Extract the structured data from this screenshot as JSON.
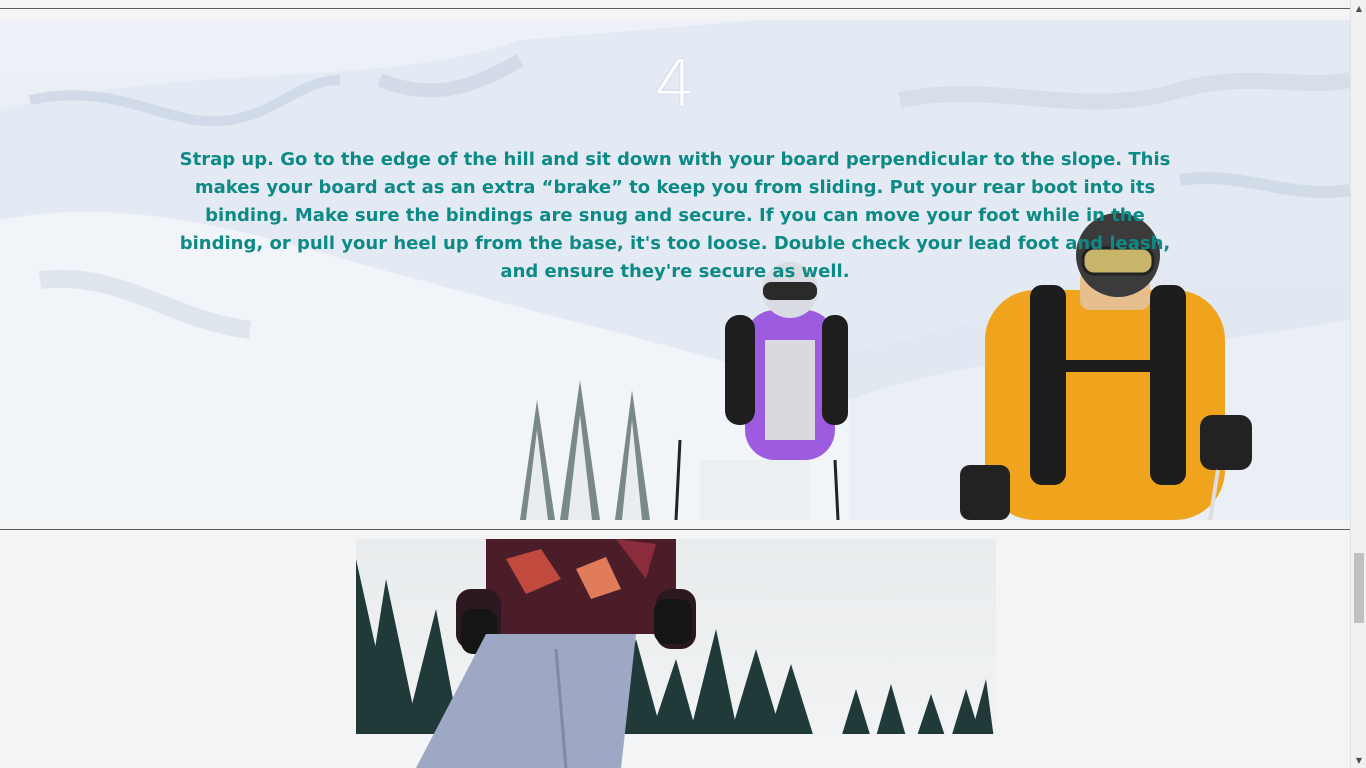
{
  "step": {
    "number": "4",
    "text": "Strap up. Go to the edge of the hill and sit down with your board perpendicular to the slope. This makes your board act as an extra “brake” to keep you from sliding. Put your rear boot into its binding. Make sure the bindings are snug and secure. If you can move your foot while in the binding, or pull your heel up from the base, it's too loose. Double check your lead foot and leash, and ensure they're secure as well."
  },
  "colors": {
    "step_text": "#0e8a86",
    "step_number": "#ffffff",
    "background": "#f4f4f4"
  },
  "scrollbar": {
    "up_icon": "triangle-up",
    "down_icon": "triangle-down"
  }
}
...
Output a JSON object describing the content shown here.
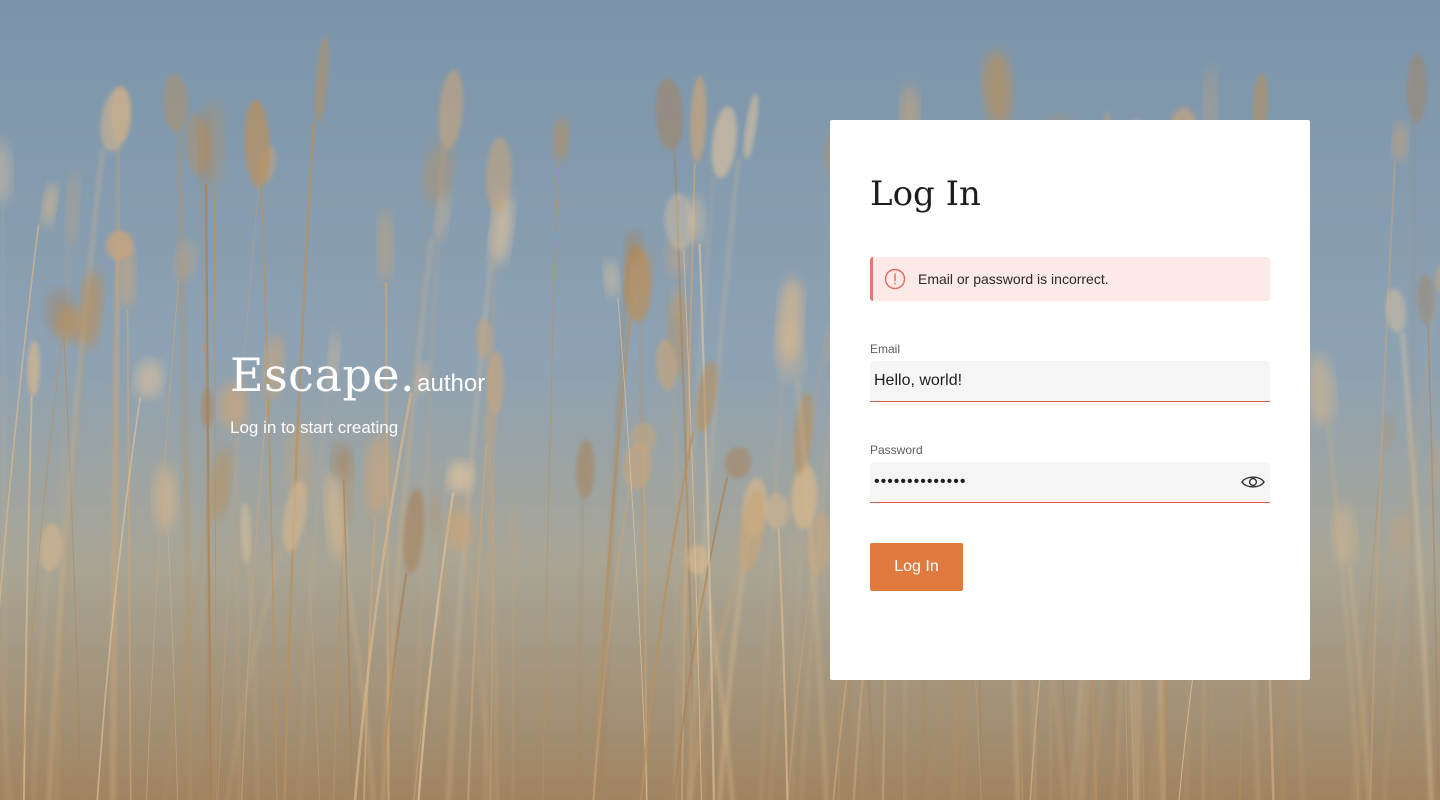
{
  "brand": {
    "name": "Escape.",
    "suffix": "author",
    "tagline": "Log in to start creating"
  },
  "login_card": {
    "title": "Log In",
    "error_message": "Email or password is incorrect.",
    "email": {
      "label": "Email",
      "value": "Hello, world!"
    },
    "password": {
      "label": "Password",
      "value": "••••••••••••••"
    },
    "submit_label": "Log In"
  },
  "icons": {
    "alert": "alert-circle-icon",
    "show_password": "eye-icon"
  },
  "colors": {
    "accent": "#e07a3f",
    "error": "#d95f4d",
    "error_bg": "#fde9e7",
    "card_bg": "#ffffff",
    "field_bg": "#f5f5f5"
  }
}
* * *
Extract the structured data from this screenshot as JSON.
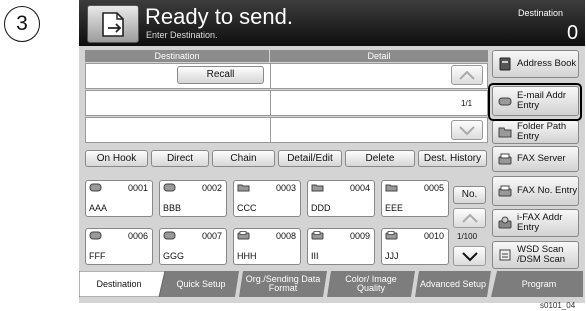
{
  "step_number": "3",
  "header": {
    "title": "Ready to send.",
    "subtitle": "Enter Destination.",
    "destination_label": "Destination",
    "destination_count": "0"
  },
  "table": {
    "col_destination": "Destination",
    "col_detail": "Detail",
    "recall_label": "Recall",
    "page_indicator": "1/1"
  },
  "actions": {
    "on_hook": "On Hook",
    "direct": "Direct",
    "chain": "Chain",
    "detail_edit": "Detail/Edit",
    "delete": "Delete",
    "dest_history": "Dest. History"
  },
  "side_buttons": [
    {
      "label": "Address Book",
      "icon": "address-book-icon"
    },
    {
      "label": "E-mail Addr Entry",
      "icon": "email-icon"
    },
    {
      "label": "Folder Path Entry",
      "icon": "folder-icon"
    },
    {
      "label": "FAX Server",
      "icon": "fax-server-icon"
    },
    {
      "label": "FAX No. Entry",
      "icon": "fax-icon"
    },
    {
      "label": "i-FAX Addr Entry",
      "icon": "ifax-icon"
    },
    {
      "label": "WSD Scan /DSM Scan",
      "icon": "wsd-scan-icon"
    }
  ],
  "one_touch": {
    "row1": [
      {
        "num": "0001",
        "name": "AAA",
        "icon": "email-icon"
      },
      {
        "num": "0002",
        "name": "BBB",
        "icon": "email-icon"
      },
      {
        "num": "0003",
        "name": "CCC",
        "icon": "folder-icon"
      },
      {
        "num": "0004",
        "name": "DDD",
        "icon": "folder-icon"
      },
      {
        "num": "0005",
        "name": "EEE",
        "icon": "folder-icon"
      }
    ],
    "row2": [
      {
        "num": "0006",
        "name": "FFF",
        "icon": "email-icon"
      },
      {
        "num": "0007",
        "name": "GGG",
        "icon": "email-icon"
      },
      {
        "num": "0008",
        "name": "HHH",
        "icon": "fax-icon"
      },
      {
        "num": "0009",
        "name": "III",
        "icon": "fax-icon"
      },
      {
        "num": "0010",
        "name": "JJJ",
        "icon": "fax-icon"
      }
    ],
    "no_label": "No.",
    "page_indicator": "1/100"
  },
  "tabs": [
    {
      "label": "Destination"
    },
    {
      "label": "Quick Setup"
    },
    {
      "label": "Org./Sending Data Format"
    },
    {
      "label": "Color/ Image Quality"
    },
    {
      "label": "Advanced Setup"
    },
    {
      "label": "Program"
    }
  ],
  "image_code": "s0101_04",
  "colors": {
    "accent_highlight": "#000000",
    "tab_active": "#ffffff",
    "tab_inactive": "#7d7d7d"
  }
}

**WHAT TO PRODUCE**
Which lines contain the word "Setup"? Copy each one.

**TASK ANSWER**
      "label": "Quick Setup"
      "label": "Advanced Setup"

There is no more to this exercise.